3.2 Compute Risk Aversion, prepare Black-Litterman input assumptions
ia = aa.test.create.ia.country()
# compute Risk Aversion
risk.aversion = bl.compute.risk.aversion( ia$hist.returns$` USA` )
risk.aversion
## [1] 4.66307
# the latest market capitalization weights
cap.weight = last(hist.caps.weight)
# create Black-Litterman input assumptions
ia.bl = ia
ia.bl$expected.return = bl.compute.eqret( risk.aversion, ia$cov, as.vector(cap.weight) )
layout( matrix(c(1,1,2,3), nrow=2, byrow=T) )
pie(coredata(cap.weight), paste(colnames(cap.weight), round(100*cap.weight), '%'),
main = paste('Country Market Capitalization Weights for', format(index(cap.weight),'%b %Y'))
, col=plota.colors(ia$n))
plot.ia(ia.bl, T)

#--------------------------------------------------------------------------
# Create Efficient Frontier(s)
#--------------------------------------------------------------------------
n = ia$n
# -1 <= x.i <= 1
constraints = new.constraints(n, lb = 0, ub = 1)
# SUM x.i = 1
constraints = add.constraints(rep(1, n), 1, type = '=', constraints)
# create efficient frontier(s)
ef.risk = portopt(ia, constraints, 50, 'Historical', equally.spaced.risk = T)
##
## Attaching package: 'corpcor'
## The following object is masked from 'package:SIT':
##
## cov.shrink
ef.risk.bl = portopt(ia.bl, constraints, 50, 'Black-Litterman', equally.spaced.risk = T)
Question 3.3 Plot the Efficient Frontiers for traditional Markowitz and Black-Litterman model.
# Plot multiple Efficient Frontiers and Transition Maps
layout( matrix(1:4, nrow = 2) )
plot.ef(ia, list(ef.risk), portfolio.risk, T, T)
plot.ef(ia.bl, list(ef.risk.bl), portfolio.risk, T, T)

EXERCISES TO COMPLETE:
[1] In the Black-Litterman code, what value is printed for the risk aversion?
[2] Present the entries as a numbered list, running from their first line through the line containing "comment-line: ・楽しみにしているようです。 (469, 137, 623, 150)", both included, with blank lines omitted.

Annotated region listings:

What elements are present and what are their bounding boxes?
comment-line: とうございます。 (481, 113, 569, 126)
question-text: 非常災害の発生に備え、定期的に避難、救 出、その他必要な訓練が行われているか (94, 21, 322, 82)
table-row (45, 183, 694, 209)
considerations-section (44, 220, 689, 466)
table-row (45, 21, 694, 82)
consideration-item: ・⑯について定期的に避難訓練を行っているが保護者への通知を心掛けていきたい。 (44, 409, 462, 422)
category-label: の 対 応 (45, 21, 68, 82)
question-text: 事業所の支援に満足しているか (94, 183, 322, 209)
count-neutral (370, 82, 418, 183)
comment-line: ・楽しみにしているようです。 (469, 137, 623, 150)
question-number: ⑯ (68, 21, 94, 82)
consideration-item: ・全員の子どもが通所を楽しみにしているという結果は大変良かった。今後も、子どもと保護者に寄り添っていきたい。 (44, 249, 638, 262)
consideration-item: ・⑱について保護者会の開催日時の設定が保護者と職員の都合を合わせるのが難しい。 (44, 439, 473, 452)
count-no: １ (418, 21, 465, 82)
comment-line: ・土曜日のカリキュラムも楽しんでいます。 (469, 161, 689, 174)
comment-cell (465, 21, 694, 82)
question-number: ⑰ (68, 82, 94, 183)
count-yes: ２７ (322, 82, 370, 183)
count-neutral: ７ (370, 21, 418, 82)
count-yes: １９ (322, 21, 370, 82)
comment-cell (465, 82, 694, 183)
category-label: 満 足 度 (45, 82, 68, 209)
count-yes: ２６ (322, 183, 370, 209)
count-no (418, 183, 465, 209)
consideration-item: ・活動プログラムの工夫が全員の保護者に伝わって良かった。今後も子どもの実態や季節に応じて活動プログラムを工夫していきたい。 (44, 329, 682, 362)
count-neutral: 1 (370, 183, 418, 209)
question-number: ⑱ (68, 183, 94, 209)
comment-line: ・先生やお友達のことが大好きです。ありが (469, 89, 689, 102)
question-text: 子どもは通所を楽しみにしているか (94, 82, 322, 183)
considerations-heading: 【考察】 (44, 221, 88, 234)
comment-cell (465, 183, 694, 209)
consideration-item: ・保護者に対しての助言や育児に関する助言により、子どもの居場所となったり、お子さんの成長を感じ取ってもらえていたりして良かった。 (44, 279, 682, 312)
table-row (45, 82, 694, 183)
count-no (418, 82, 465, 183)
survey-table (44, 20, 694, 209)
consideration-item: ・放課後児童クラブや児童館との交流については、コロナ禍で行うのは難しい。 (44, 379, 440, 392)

SOLUTIONS IN ORDER:
[1] 4.66307

[2]
1. What elements are present and what are their bounding boxes?
2. comment-line: とうございます。 (481, 113, 569, 126)
3. question-text: 非常災害の発生に備え、定期的に避難、救 出、その他必要な訓練が行われているか (94, 21, 322, 82)
4. table-row (45, 183, 694, 209)
5. considerations-section (44, 220, 689, 466)
6. table-row (45, 21, 694, 82)
7. consideration-item: ・⑯について定期的に避難訓練を行っているが保護者への通知を心掛けていきたい。 (44, 409, 462, 422)
8. category-label: の 対 応 (45, 21, 68, 82)
9. question-text: 事業所の支援に満足しているか (94, 183, 322, 209)
10. count-neutral (370, 82, 418, 183)
11. comment-line: ・楽しみにしているようです。 (469, 137, 623, 150)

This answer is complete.